Goal: Wherever the string "изложить" appears, copy the whole line.

Provided material:

_ _ _

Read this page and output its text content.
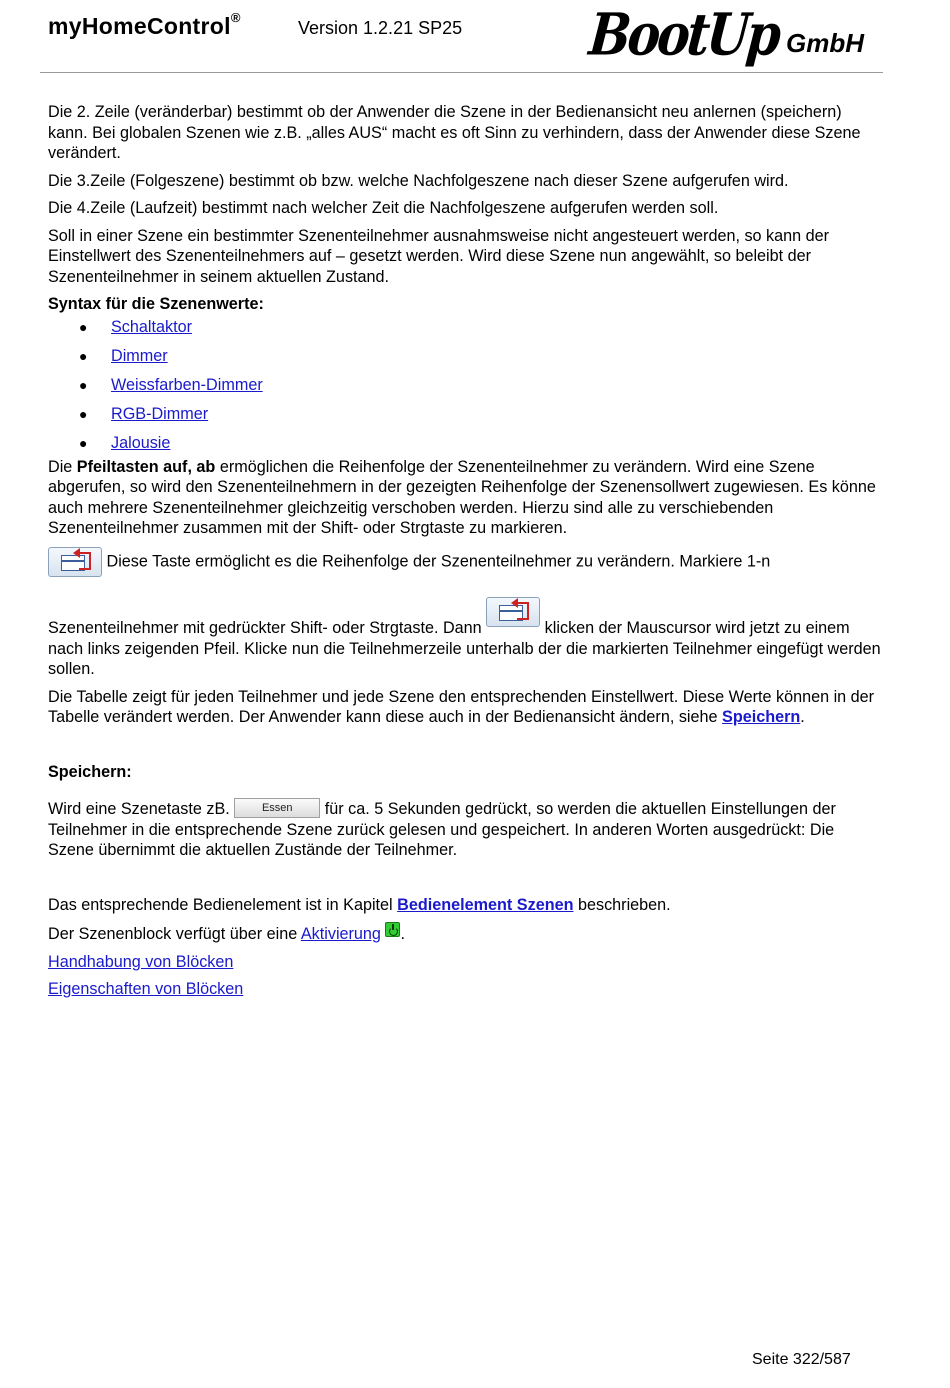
myHomeControl®
Version 1.2.21 SP25	BootUp GmbH

Die 2. Zeile (veränderbar) bestimmt ob der Anwender die Szene in der Bedienansicht neu anlernen (speichern) kann. Bei globalen Szenen wie z.B. „alles AUS“ macht es oft Sinn zu verhindern, dass der Anwender diese Szene verändert.

Die 3.Zeile (Folgeszene) bestimmt ob bzw. welche Nachfolgeszene nach dieser Szene aufgerufen wird.

Die 4.Zeile (Laufzeit) bestimmt nach welcher Zeit die Nachfolgeszene aufgerufen werden soll.

Soll in einer Szene ein bestimmter Szenenteilnehmer ausnahmsweise nicht angesteuert werden, so kann der Einstellwert des Szenenteilnehmers auf – gesetzt werden. Wird diese Szene nun angewählt, so beleibt der Szenenteilnehmer in seinem aktuellen Zustand.

Syntax für die Szenenwerte:

● Schaltaktor
● Dimmer
● Weissfarben-Dimmer
● RGB-Dimmer
● Jalousie

Die Pfeiltasten auf, ab ermöglichen die Reihenfolge der Szenenteilnehmer zu verändern. Wird eine Szene abgerufen, so wird den Szenenteilnehmern in der gezeigten Reihenfolge der Szenensollwert zugewiesen. Es könne auch mehrere Szenenteilnehmer gleichzeitig verschoben werden. Hierzu sind alle zu verschiebenden Szenenteilnehmer zusammen mit der Shift- oder Strgtaste zu markieren.

Diese Taste ermöglicht es die Reihenfolge der Szenenteilnehmer zu verändern. Markiere 1-n

Szenenteilnehmer mit gedrückter Shift- oder Strgtaste. Dann	klicken der Mauscursor wird jetzt zu einem nach links zeigenden Pfeil. Klicke nun die Teilnehmerzeile unterhalb der die markierten Teilnehmer eingefügt werden sollen.

Die Tabelle zeigt für jeden Teilnehmer und jede Szene den entsprechenden Einstellwert. Diese Werte können in der Tabelle verändert werden. Der Anwender kann diese auch in der Bedienansicht ändern, siehe Speichern.

Speichern:

Wird eine Szenetaste zB.	Essen für ca. 5 Sekunden gedrückt, so werden die aktuellen Einstellungen der Teilnehmer in die entsprechende Szene zurück gelesen und gespeichert. In anderen Worten ausgedrückt: Die Szene übernimmt die aktuellen Zustände der Teilnehmer.

Das entsprechende Bedienelement ist in Kapitel Bedienelement Szenen beschrieben.

Der Szenenblock verfügt über eine Aktivierung .

Handhabung von Blöcken

Eigenschaften von Blöcken

Seite 322/587
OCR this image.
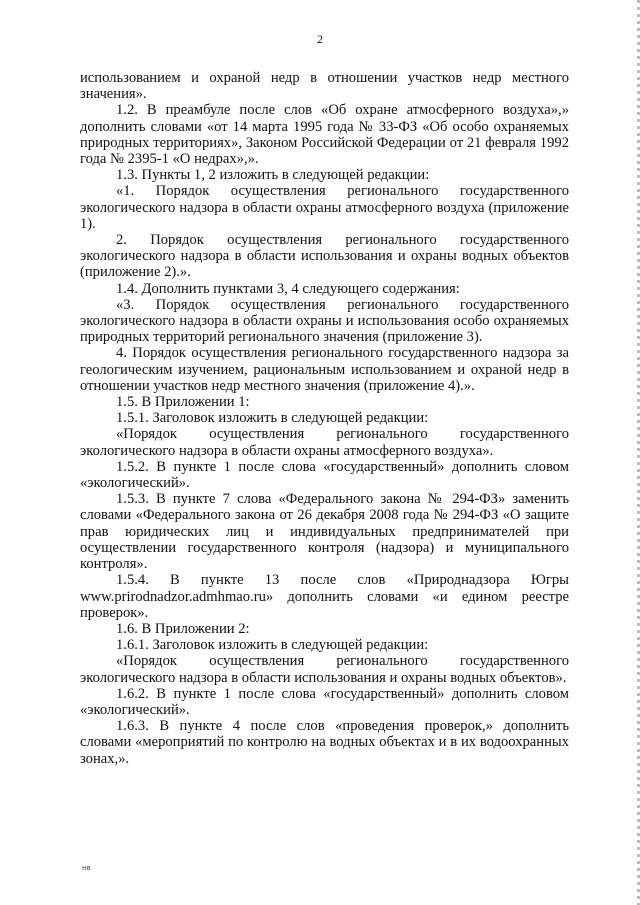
2

использованием и охраной недр в отношении участков недр местного значения».

1.2. В преамбуле после слов «Об охране атмосферного воздуха»,» дополнить словами «от 14 марта 1995 года № 33-ФЗ «Об особо охраняемых природных территориях», Законом Российской Федерации от 21 февраля 1992 года № 2395-1 «О недрах»,».

1.3. Пункты 1, 2 изложить в следующей редакции:

«1. Порядок осуществления регионального государственного экологического надзора в области охраны атмосферного воздуха (приложение 1).

2. Порядок осуществления регионального государственного экологического надзора в области использования и охраны водных объектов (приложение 2).».

1.4. Дополнить пунктами 3, 4 следующего содержания:

«3. Порядок осуществления регионального государственного экологического надзора в области охраны и использования особо охраняемых природных территорий регионального значения (приложение 3).

4. Порядок осуществления регионального государственного надзора за геологическим изучением, рациональным использованием и охраной недр в отношении участков недр местного значения (приложение 4).».

1.5. В Приложении 1:

1.5.1. Заголовок изложить в следующей редакции:

«Порядок осуществления регионального государственного экологического надзора в области охраны атмосферного воздуха».

1.5.2. В пункте 1 после слова «государственный» дополнить словом «экологический».

1.5.3. В пункте 7 слова «Федерального закона № 294-ФЗ» заменить словами «Федерального закона от 26 декабря 2008 года № 294-ФЗ «О защите прав юридических лиц и индивидуальных предпринимателей при осуществлении государственного контроля (надзора) и муниципального контроля».

1.5.4. В пункте 13 после слов «Природнадзора Югры www.prirodnadzor.admhmao.ru» дополнить словами «и едином реестре проверок».

1.6. В Приложении 2:

1.6.1. Заголовок изложить в следующей редакции:

«Порядок осуществления регионального государственного экологического надзора в области использования и охраны водных объектов».

1.6.2. В пункте 1 после слова «государственный» дополнить словом «экологический».

1.6.3. В пункте 4 после слов «проведения проверок,» дополнить словами «мероприятий по контролю на водных объектах и в их водоохранных зонах,».

нв
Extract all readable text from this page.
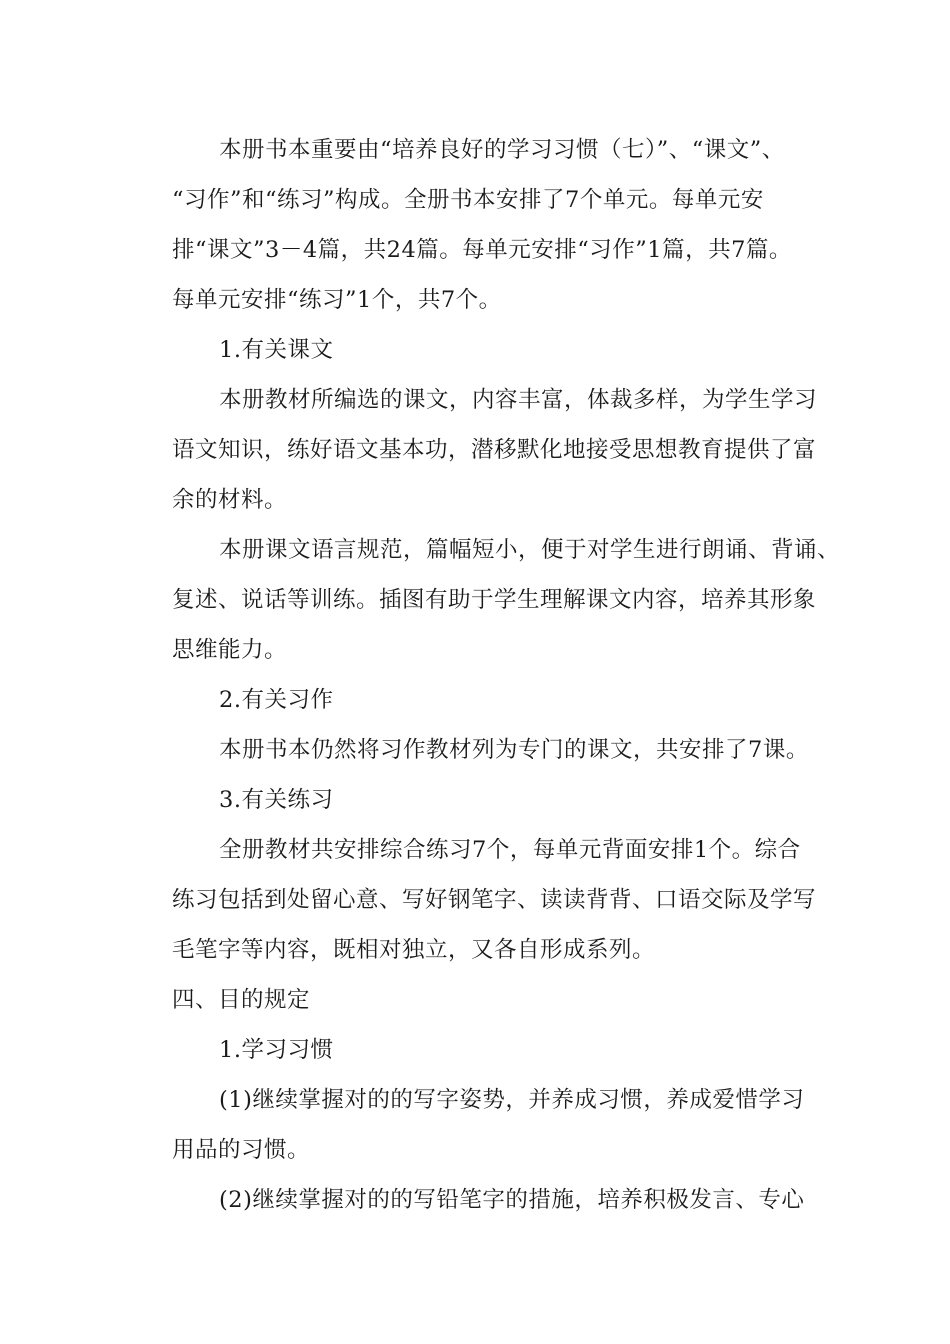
本册书本重要由“培养良好的学习习惯（七）”、“课文”、
“习作”和“练习”构成。全册书本安排了7个单元。每单元安
排“课文”3－4篇，共24篇。每单元安排“习作”1篇，共7篇。
每单元安排“练习”1个，共7个。
1.有关课文
本册教材所编选的课文，内容丰富，体裁多样，为学生学习
语文知识，练好语文基本功，潜移默化地接受思想教育提供了富
余的材料。
本册课文语言规范，篇幅短小，便于对学生进行朗诵、背诵、
复述、说话等训练。插图有助于学生理解课文内容，培养其形象
思维能力。
2.有关习作
本册书本仍然将习作教材列为专门的课文，共安排了7课。
3.有关练习
全册教材共安排综合练习7个，每单元背面安排1个。综合
练习包括到处留心意、写好钢笔字、读读背背、口语交际及学写
毛笔字等内容，既相对独立，又各自形成系列。
四、目的规定
1.学习习惯
(1)继续掌握对的的写字姿势，并养成习惯，养成爱惜学习
用品的习惯。
(2)继续掌握对的的写铅笔字的措施，培养积极发言、专心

_ _ _

Result for this task:
1.3. Пункты 1, 2 изложить в следующей редакции:
1.5.1. Заголовок изложить в следующей редакции:
1.6.1. Заголовок изложить в следующей редакции:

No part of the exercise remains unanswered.